(Dataset excerpt)
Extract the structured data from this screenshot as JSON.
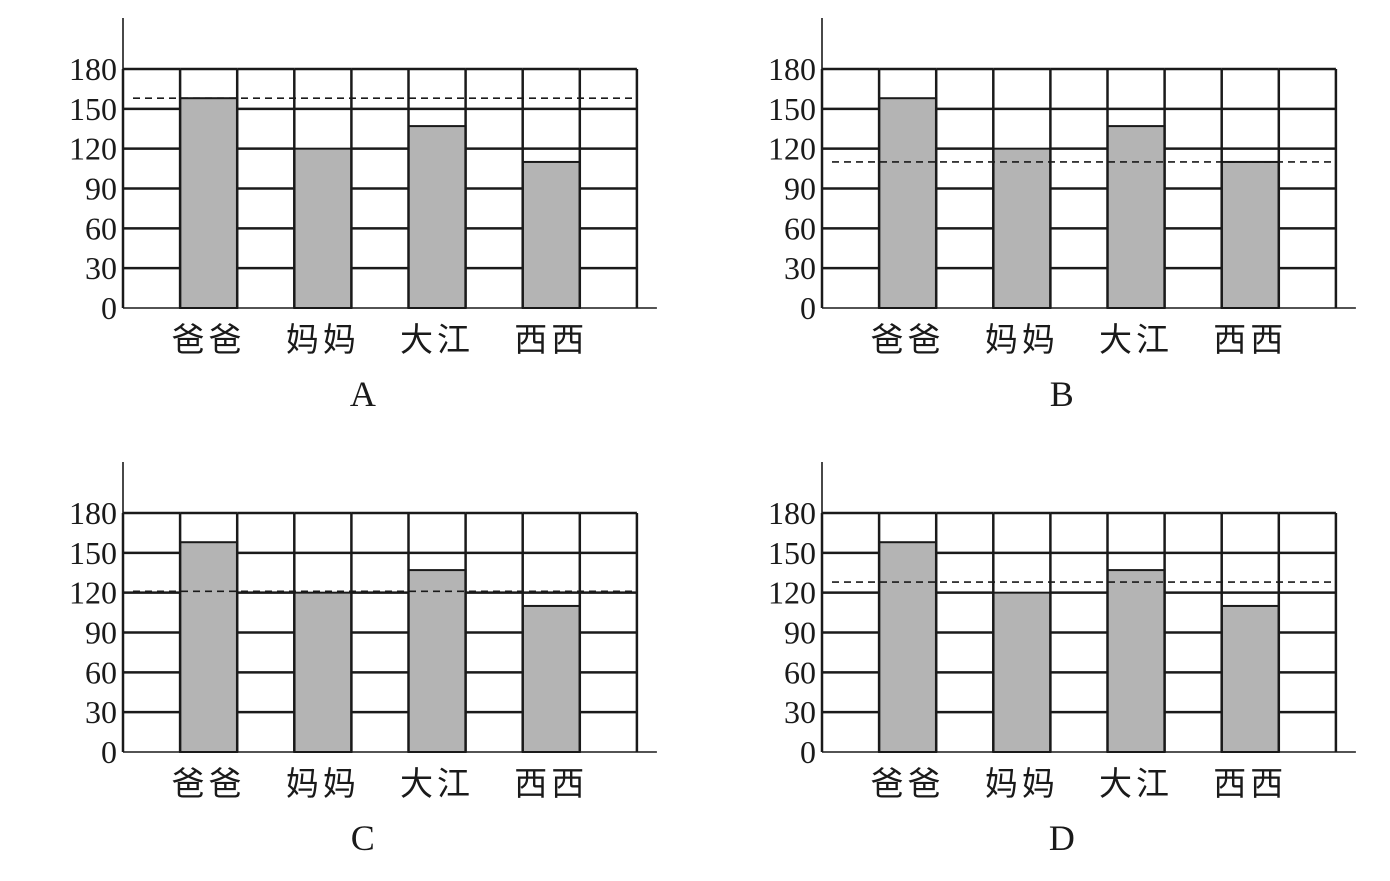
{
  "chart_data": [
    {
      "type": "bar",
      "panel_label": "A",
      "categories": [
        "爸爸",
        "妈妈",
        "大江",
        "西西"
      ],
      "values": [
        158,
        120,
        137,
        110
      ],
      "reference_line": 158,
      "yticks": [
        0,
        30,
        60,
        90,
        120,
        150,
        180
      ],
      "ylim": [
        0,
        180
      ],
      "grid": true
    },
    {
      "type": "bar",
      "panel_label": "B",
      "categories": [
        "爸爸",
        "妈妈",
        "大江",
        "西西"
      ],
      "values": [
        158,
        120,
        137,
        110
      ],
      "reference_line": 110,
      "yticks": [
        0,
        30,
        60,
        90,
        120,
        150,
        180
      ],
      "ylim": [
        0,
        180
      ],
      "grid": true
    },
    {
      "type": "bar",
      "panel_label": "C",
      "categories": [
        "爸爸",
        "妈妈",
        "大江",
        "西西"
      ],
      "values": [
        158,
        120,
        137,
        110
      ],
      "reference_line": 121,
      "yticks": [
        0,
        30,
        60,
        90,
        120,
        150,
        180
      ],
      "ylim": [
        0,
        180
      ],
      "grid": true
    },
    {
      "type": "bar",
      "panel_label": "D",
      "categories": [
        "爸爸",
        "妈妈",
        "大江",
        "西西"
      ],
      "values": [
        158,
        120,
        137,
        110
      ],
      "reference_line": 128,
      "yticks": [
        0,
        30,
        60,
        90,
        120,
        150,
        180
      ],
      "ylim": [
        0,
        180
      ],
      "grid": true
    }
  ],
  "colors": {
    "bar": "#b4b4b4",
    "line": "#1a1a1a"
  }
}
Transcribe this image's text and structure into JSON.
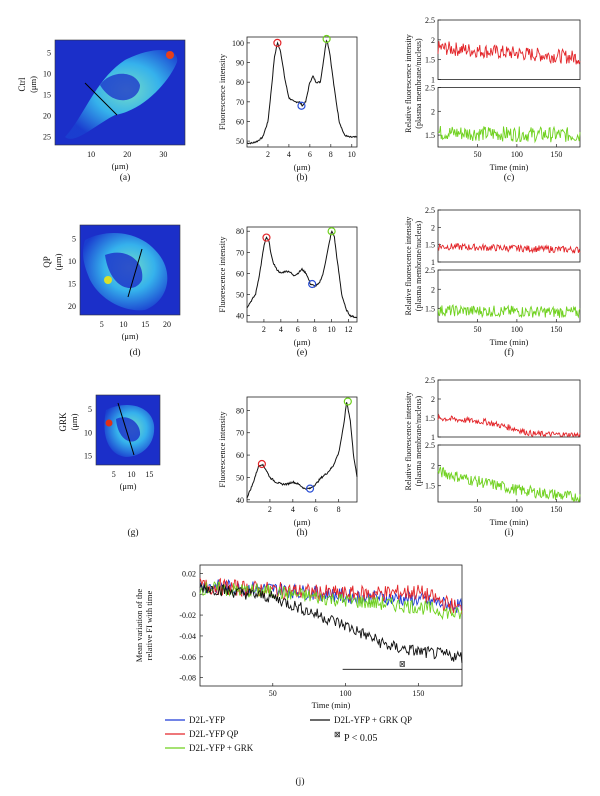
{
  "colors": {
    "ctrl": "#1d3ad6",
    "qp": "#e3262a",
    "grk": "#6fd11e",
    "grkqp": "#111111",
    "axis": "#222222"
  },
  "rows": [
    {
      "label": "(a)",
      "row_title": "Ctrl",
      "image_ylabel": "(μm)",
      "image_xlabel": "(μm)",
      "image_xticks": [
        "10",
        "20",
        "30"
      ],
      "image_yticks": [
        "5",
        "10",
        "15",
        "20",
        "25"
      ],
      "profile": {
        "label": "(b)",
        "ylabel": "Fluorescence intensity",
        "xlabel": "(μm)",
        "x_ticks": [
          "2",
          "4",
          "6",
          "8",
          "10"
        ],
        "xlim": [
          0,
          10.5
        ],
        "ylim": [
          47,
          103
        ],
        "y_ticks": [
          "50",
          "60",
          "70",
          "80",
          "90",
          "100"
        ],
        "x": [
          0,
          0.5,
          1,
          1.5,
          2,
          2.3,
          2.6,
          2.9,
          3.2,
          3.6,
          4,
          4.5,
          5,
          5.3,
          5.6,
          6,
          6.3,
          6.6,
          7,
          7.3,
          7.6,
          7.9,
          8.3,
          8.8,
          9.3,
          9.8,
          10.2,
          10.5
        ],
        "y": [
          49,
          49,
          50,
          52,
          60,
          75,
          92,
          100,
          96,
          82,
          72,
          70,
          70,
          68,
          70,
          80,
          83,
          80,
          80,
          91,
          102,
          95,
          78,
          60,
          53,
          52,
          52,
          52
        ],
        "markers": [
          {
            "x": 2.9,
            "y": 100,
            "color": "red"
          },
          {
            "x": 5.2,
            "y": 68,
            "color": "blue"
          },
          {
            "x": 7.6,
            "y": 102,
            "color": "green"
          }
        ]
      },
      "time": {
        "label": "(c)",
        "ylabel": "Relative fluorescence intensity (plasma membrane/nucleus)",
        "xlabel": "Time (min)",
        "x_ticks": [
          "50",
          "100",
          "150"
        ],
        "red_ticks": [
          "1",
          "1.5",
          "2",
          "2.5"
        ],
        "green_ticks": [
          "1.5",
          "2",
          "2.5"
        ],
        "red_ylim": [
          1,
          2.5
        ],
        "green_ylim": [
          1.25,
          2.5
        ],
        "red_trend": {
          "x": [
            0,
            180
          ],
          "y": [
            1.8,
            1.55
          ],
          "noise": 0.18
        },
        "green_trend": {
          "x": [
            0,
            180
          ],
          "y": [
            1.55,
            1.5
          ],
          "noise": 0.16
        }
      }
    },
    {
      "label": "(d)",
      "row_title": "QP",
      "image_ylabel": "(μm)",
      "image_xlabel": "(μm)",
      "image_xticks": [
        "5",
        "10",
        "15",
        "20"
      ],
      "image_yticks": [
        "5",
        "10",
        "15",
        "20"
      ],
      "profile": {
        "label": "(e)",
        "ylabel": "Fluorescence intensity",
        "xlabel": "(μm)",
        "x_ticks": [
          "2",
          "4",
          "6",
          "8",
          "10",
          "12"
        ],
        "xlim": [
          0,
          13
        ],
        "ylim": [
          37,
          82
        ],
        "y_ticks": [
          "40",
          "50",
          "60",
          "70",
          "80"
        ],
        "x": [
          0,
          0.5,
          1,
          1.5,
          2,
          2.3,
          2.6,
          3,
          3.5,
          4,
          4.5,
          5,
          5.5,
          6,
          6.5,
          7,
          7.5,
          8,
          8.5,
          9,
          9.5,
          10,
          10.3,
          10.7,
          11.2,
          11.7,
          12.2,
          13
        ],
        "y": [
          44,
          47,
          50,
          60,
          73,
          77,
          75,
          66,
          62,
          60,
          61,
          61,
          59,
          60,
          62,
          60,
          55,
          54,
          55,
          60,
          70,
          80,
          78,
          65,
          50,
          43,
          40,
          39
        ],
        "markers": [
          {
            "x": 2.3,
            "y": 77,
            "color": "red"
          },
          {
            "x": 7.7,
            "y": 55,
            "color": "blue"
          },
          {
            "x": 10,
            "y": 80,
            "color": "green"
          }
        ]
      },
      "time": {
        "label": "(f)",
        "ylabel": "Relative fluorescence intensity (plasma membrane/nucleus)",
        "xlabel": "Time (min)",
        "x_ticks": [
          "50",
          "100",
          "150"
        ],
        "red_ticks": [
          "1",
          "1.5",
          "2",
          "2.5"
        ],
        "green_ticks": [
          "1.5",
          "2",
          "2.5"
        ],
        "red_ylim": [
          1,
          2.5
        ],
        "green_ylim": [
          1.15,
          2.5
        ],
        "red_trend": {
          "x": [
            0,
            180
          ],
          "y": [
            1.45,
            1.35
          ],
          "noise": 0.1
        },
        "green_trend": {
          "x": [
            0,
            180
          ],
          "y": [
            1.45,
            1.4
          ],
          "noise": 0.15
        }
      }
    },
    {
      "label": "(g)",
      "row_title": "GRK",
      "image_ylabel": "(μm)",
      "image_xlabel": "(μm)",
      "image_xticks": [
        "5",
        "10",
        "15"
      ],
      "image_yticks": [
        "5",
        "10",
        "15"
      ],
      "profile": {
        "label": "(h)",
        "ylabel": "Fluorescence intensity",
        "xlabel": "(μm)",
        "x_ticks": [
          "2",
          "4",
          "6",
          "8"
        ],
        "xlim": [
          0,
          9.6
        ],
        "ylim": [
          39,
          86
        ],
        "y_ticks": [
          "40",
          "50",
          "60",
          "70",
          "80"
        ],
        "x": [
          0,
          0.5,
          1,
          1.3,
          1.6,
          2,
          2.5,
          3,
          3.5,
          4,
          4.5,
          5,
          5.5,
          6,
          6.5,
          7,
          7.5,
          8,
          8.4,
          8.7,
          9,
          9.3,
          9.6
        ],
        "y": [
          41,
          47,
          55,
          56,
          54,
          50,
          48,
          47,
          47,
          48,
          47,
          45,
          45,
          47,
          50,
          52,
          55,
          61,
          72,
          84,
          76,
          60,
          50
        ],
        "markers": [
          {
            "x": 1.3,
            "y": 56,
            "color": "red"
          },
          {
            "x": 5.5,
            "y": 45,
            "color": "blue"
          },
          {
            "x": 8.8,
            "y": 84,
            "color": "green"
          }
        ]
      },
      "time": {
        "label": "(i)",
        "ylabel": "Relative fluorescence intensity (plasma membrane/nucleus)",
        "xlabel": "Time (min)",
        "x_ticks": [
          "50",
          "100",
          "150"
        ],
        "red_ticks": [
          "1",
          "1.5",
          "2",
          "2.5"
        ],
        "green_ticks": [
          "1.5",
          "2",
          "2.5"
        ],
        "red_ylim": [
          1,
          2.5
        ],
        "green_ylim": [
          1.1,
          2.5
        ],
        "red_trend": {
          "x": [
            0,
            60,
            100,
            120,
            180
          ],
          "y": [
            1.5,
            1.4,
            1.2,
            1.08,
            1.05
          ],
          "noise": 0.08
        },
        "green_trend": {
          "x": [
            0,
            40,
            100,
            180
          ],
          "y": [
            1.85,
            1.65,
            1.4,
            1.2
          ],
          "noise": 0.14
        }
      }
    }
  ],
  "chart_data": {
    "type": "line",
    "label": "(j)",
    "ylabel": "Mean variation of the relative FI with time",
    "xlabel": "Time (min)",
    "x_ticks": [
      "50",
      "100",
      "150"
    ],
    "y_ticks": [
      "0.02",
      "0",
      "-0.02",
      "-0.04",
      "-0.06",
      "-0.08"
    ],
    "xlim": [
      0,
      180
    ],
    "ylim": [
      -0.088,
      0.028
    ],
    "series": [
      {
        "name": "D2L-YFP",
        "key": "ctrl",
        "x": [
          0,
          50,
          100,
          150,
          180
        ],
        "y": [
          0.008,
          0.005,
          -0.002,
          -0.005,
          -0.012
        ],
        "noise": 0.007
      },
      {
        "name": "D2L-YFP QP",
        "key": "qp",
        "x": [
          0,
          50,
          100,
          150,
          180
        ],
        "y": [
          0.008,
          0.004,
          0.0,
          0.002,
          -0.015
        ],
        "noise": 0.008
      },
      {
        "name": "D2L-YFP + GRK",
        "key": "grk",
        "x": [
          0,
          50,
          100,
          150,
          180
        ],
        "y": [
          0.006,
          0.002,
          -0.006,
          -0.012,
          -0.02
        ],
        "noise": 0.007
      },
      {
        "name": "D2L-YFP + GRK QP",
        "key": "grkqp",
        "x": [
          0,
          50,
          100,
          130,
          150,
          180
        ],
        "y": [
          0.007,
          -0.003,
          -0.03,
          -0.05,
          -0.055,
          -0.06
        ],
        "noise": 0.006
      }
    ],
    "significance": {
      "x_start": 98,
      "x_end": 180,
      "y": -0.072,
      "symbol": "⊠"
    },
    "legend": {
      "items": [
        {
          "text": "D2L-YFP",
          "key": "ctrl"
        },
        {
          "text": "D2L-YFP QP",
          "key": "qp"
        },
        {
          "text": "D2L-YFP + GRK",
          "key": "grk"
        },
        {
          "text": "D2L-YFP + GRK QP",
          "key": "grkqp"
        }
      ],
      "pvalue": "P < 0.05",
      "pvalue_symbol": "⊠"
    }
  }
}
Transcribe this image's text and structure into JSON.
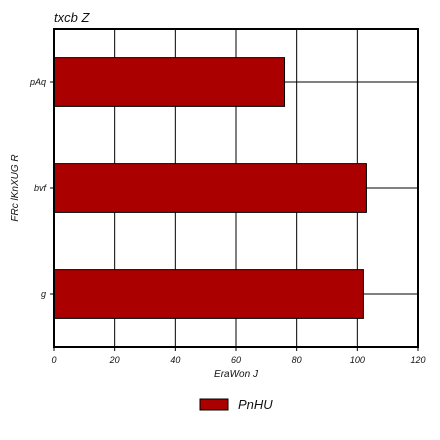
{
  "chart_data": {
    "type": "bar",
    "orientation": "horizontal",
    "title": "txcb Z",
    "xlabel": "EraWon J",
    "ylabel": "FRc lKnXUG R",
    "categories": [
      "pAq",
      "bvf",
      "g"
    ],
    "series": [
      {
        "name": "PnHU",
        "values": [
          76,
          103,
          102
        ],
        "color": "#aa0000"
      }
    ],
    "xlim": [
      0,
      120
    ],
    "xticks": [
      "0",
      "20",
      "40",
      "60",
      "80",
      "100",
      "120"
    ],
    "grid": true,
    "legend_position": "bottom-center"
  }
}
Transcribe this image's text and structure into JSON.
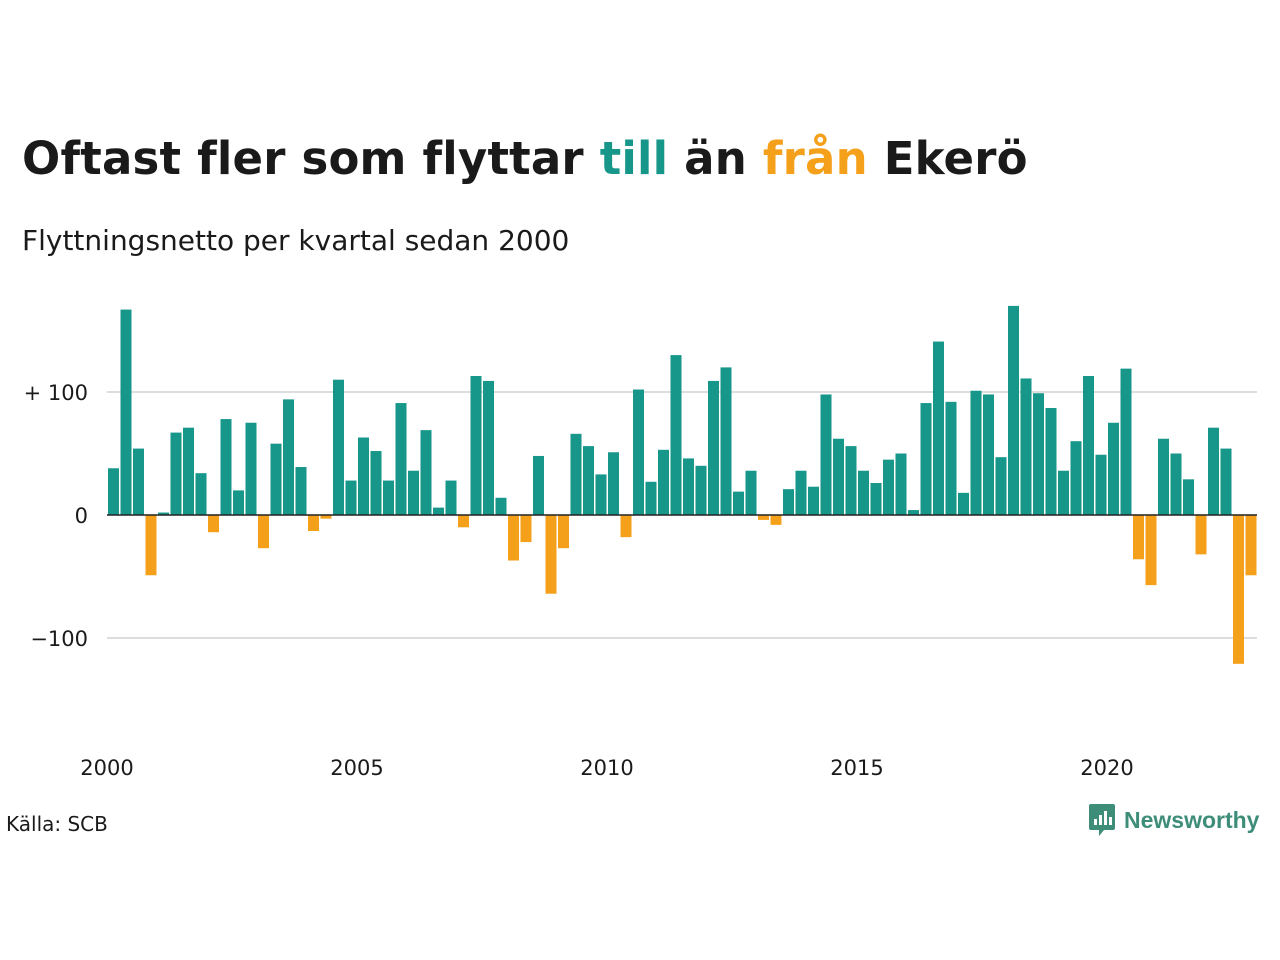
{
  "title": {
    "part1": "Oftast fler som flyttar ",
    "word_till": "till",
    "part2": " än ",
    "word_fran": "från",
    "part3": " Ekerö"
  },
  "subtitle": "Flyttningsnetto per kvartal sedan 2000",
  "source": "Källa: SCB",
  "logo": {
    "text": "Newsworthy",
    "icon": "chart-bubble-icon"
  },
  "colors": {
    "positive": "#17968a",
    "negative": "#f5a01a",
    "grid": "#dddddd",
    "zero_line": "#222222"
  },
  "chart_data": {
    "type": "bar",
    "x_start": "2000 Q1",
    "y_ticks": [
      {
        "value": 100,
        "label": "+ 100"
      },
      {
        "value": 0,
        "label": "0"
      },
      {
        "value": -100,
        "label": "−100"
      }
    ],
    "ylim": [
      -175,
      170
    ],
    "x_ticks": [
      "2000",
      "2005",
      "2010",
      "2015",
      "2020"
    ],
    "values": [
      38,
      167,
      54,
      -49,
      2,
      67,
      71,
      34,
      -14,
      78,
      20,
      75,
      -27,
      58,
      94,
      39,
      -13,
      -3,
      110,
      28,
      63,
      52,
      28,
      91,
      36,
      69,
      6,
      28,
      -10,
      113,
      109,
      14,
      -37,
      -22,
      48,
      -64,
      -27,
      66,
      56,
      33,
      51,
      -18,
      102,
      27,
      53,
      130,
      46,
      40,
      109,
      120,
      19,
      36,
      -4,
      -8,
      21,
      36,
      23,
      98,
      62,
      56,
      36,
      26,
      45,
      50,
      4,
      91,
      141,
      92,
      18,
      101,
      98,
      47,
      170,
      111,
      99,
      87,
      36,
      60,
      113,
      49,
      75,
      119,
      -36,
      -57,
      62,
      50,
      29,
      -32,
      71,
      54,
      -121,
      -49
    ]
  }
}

> _Task to complete_: Select from the material above each line in which the string "noise" appears, and list those lines.

> _Reply to the task_:
          "noise": 0.18
          "noise": 0.16
          "noise": 0.1
          "noise": 0.15
          "noise": 0.08
          "noise": 0.14
        "noise": 0.007
        "noise": 0.008
        "noise": 0.007
        "noise": 0.006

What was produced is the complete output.